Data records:

============================================================

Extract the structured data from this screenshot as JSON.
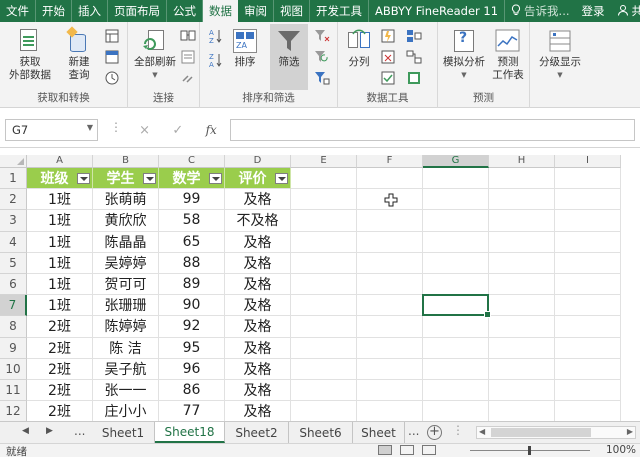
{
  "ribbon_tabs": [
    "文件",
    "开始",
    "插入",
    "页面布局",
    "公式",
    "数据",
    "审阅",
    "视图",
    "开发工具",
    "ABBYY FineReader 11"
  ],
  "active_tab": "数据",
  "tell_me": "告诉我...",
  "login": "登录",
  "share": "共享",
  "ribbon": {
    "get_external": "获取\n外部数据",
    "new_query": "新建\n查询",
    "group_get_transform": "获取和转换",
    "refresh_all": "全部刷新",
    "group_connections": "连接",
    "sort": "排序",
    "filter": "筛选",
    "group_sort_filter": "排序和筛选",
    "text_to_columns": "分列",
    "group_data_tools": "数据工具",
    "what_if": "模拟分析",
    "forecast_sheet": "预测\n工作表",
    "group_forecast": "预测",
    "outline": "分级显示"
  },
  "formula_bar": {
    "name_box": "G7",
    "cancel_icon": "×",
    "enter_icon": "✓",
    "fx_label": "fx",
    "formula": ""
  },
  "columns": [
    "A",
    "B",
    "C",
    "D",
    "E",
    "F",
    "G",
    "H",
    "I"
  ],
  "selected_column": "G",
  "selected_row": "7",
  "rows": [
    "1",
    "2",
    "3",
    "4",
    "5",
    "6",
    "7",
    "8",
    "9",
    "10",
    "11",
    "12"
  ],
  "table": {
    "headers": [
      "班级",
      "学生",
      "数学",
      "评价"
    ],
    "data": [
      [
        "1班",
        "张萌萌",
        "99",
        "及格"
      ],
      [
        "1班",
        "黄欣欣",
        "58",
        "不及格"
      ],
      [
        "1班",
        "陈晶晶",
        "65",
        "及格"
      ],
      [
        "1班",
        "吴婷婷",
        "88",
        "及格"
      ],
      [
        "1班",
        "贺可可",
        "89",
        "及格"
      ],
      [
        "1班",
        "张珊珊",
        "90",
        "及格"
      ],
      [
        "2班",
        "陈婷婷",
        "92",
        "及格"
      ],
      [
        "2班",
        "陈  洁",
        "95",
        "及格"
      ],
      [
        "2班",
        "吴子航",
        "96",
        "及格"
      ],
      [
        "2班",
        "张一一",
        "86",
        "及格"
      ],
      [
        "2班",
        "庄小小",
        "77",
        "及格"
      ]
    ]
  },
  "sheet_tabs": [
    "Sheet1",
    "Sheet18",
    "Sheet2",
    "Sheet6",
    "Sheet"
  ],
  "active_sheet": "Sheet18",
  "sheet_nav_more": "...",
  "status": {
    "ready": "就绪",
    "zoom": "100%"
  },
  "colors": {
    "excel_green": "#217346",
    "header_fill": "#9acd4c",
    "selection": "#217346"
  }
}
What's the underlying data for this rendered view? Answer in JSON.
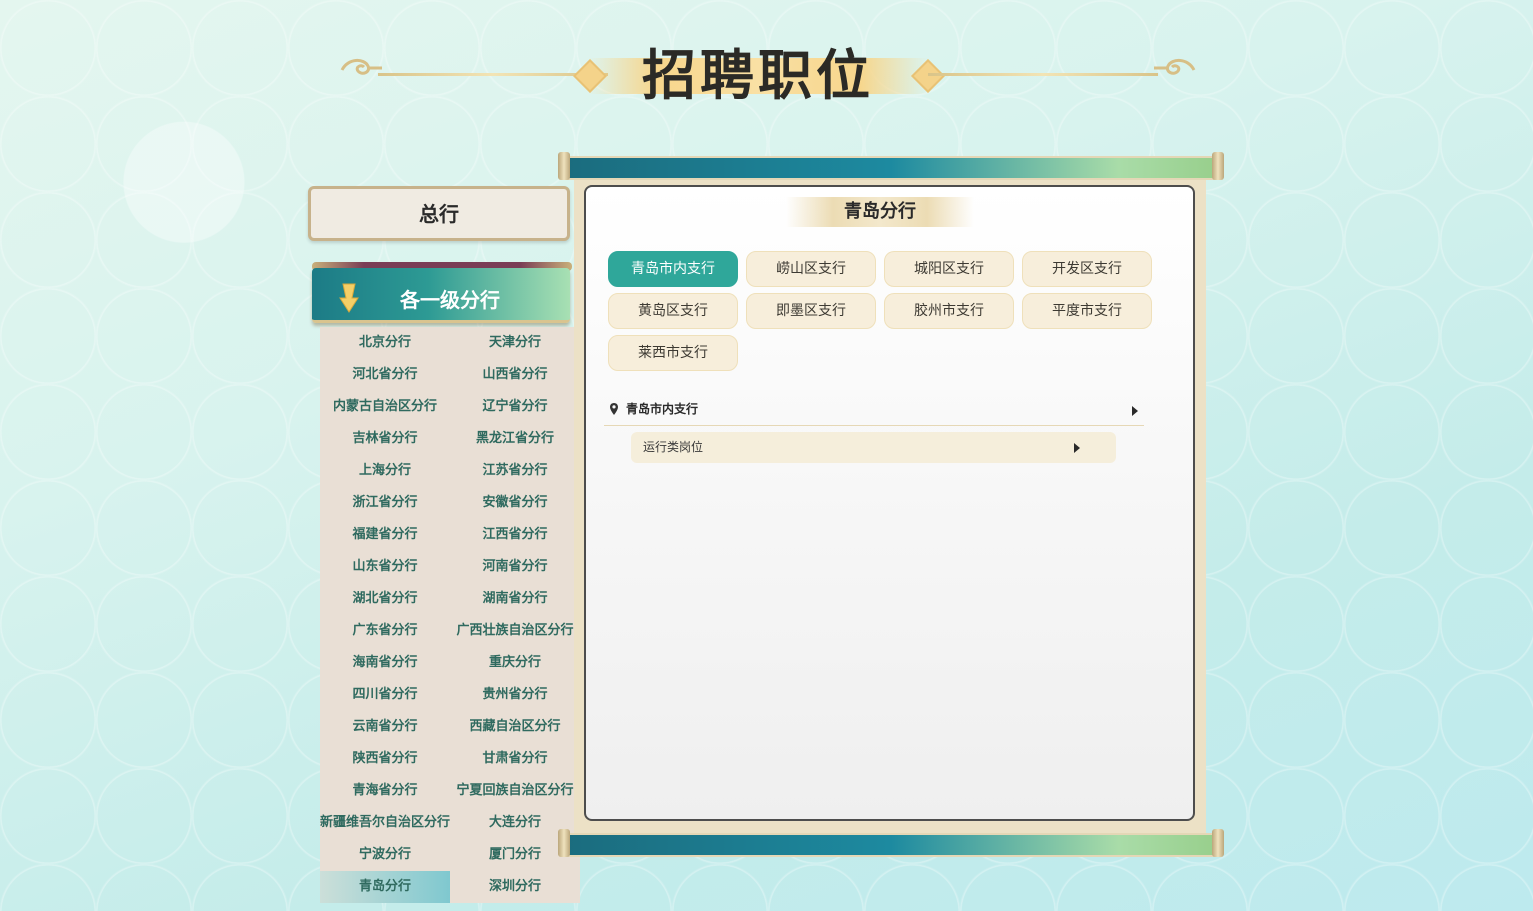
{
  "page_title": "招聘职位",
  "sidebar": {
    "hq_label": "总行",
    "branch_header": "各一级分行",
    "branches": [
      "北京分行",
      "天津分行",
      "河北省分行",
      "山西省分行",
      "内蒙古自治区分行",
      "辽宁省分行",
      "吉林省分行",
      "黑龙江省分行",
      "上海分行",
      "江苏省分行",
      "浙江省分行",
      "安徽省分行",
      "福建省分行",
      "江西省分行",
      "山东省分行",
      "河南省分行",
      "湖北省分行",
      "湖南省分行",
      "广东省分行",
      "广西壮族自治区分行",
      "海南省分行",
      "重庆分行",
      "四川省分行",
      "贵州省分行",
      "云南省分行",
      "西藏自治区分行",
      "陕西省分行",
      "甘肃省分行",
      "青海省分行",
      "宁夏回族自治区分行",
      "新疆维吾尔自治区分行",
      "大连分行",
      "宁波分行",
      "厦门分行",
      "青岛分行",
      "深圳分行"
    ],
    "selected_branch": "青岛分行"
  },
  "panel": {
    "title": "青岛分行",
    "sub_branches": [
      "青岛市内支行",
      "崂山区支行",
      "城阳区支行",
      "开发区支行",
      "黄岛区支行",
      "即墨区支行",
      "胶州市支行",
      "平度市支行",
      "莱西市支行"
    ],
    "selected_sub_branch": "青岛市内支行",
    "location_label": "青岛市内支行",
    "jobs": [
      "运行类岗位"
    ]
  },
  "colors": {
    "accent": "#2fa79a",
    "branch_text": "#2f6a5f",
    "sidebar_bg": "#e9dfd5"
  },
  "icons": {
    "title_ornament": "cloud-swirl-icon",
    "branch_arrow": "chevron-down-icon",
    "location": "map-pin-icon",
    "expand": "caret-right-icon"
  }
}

============================================================

* EXERCISE INSTRUCTIONS: Give back the entries verbatim. Do not include any picture.

* SOLUTION:
Extract the structured data from this screenshot as JSON.
{
  "ribbon_tabs": [
    "文件",
    "开始",
    "插入",
    "页面布局",
    "公式",
    "数据",
    "审阅",
    "视图",
    "开发工具",
    "ABBYY FineReader 11"
  ],
  "active_tab": "数据",
  "tell_me": "告诉我...",
  "login": "登录",
  "share": "共享",
  "ribbon": {
    "get_external": "获取\n外部数据",
    "new_query": "新建\n查询",
    "group_get_transform": "获取和转换",
    "refresh_all": "全部刷新",
    "group_connections": "连接",
    "sort": "排序",
    "filter": "筛选",
    "group_sort_filter": "排序和筛选",
    "text_to_columns": "分列",
    "group_data_tools": "数据工具",
    "what_if": "模拟分析",
    "forecast_sheet": "预测\n工作表",
    "group_forecast": "预测",
    "outline": "分级显示"
  },
  "formula_bar": {
    "name_box": "G7",
    "cancel_icon": "×",
    "enter_icon": "✓",
    "fx_label": "fx",
    "formula": ""
  },
  "columns": [
    "A",
    "B",
    "C",
    "D",
    "E",
    "F",
    "G",
    "H",
    "I"
  ],
  "selected_column": "G",
  "selected_row": "7",
  "rows": [
    "1",
    "2",
    "3",
    "4",
    "5",
    "6",
    "7",
    "8",
    "9",
    "10",
    "11",
    "12"
  ],
  "table": {
    "headers": [
      "班级",
      "学生",
      "数学",
      "评价"
    ],
    "data": [
      [
        "1班",
        "张萌萌",
        "99",
        "及格"
      ],
      [
        "1班",
        "黄欣欣",
        "58",
        "不及格"
      ],
      [
        "1班",
        "陈晶晶",
        "65",
        "及格"
      ],
      [
        "1班",
        "吴婷婷",
        "88",
        "及格"
      ],
      [
        "1班",
        "贺可可",
        "89",
        "及格"
      ],
      [
        "1班",
        "张珊珊",
        "90",
        "及格"
      ],
      [
        "2班",
        "陈婷婷",
        "92",
        "及格"
      ],
      [
        "2班",
        "陈  洁",
        "95",
        "及格"
      ],
      [
        "2班",
        "吴子航",
        "96",
        "及格"
      ],
      [
        "2班",
        "张一一",
        "86",
        "及格"
      ],
      [
        "2班",
        "庄小小",
        "77",
        "及格"
      ]
    ]
  },
  "sheet_tabs": [
    "Sheet1",
    "Sheet18",
    "Sheet2",
    "Sheet6",
    "Sheet"
  ],
  "active_sheet": "Sheet18",
  "sheet_nav_more": "...",
  "status": {
    "ready": "就绪",
    "zoom": "100%"
  },
  "colors": {
    "excel_green": "#217346",
    "header_fill": "#9acd4c",
    "selection": "#217346"
  }
}
What's the underlying data for this rendered view? Answer in JSON.
{
  "page_title": "招聘职位",
  "sidebar": {
    "hq_label": "总行",
    "branch_header": "各一级分行",
    "branches": [
      "北京分行",
      "天津分行",
      "河北省分行",
      "山西省分行",
      "内蒙古自治区分行",
      "辽宁省分行",
      "吉林省分行",
      "黑龙江省分行",
      "上海分行",
      "江苏省分行",
      "浙江省分行",
      "安徽省分行",
      "福建省分行",
      "江西省分行",
      "山东省分行",
      "河南省分行",
      "湖北省分行",
      "湖南省分行",
      "广东省分行",
      "广西壮族自治区分行",
      "海南省分行",
      "重庆分行",
      "四川省分行",
      "贵州省分行",
      "云南省分行",
      "西藏自治区分行",
      "陕西省分行",
      "甘肃省分行",
      "青海省分行",
      "宁夏回族自治区分行",
      "新疆维吾尔自治区分行",
      "大连分行",
      "宁波分行",
      "厦门分行",
      "青岛分行",
      "深圳分行"
    ],
    "selected_branch": "青岛分行"
  },
  "panel": {
    "title": "青岛分行",
    "sub_branches": [
      "青岛市内支行",
      "崂山区支行",
      "城阳区支行",
      "开发区支行",
      "黄岛区支行",
      "即墨区支行",
      "胶州市支行",
      "平度市支行",
      "莱西市支行"
    ],
    "selected_sub_branch": "青岛市内支行",
    "location_label": "青岛市内支行",
    "jobs": [
      "运行类岗位"
    ]
  },
  "colors": {
    "accent": "#2fa79a",
    "branch_text": "#2f6a5f",
    "sidebar_bg": "#e9dfd5"
  },
  "icons": {
    "title_ornament": "cloud-swirl-icon",
    "branch_arrow": "chevron-down-icon",
    "location": "map-pin-icon",
    "expand": "caret-right-icon"
  }
}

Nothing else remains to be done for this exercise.